▶ **Aim**
Write the data out again exactly, with no pictures.

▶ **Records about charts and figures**
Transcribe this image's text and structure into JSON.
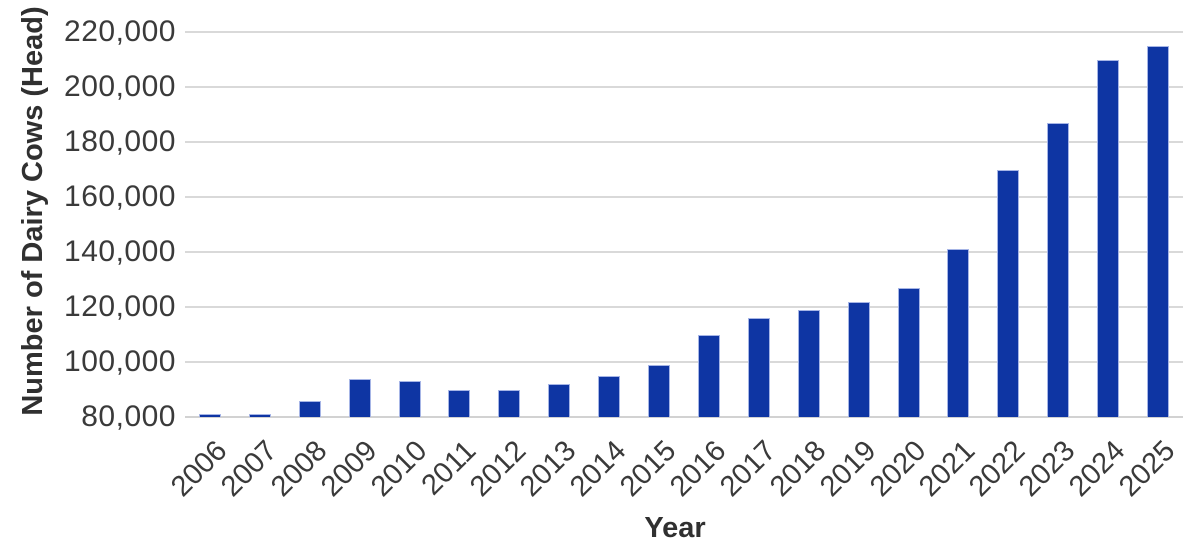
{
  "chart_data": {
    "type": "bar",
    "title": "",
    "xlabel": "Year",
    "ylabel": "Number of Dairy Cows (Head)",
    "categories": [
      "2006",
      "2007",
      "2008",
      "2009",
      "2010",
      "2011",
      "2012",
      "2013",
      "2014",
      "2015",
      "2016",
      "2017",
      "2018",
      "2019",
      "2020",
      "2021",
      "2022",
      "2023",
      "2024",
      "2025"
    ],
    "values": [
      81000,
      81000,
      86000,
      94000,
      93000,
      90000,
      90000,
      92000,
      95000,
      99000,
      110000,
      116000,
      119000,
      122000,
      127000,
      141000,
      170000,
      187000,
      210000,
      215000
    ],
    "ylim": [
      80000,
      220000
    ],
    "ytick_step": 20000,
    "ytick_labels": [
      "80,000",
      "100,000",
      "120,000",
      "140,000",
      "160,000",
      "180,000",
      "200,000",
      "220,000"
    ],
    "grid": true,
    "legend": false,
    "colors": {
      "bar_fill": "#0E35A3",
      "bar_border": "#A6B5E6",
      "gridline": "#D9D9D9",
      "baseline": "#D2D2D2",
      "tick_text": "#3A3A3A",
      "axis_title_text": "#303030",
      "background": "#FFFFFF"
    }
  }
}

▶ **Solution for this problem**
Transcribe this image's text and structure into JSON.
{
  "chart_data": {
    "type": "bar",
    "title": "",
    "xlabel": "Year",
    "ylabel": "Number of Dairy Cows (Head)",
    "categories": [
      "2006",
      "2007",
      "2008",
      "2009",
      "2010",
      "2011",
      "2012",
      "2013",
      "2014",
      "2015",
      "2016",
      "2017",
      "2018",
      "2019",
      "2020",
      "2021",
      "2022",
      "2023",
      "2024",
      "2025"
    ],
    "values": [
      81000,
      81000,
      86000,
      94000,
      93000,
      90000,
      90000,
      92000,
      95000,
      99000,
      110000,
      116000,
      119000,
      122000,
      127000,
      141000,
      170000,
      187000,
      210000,
      215000
    ],
    "ylim": [
      80000,
      220000
    ],
    "ytick_step": 20000,
    "ytick_labels": [
      "80,000",
      "100,000",
      "120,000",
      "140,000",
      "160,000",
      "180,000",
      "200,000",
      "220,000"
    ],
    "grid": true,
    "legend": false,
    "colors": {
      "bar_fill": "#0E35A3",
      "bar_border": "#A6B5E6",
      "gridline": "#D9D9D9",
      "baseline": "#D2D2D2",
      "tick_text": "#3A3A3A",
      "axis_title_text": "#303030",
      "background": "#FFFFFF"
    }
  }
}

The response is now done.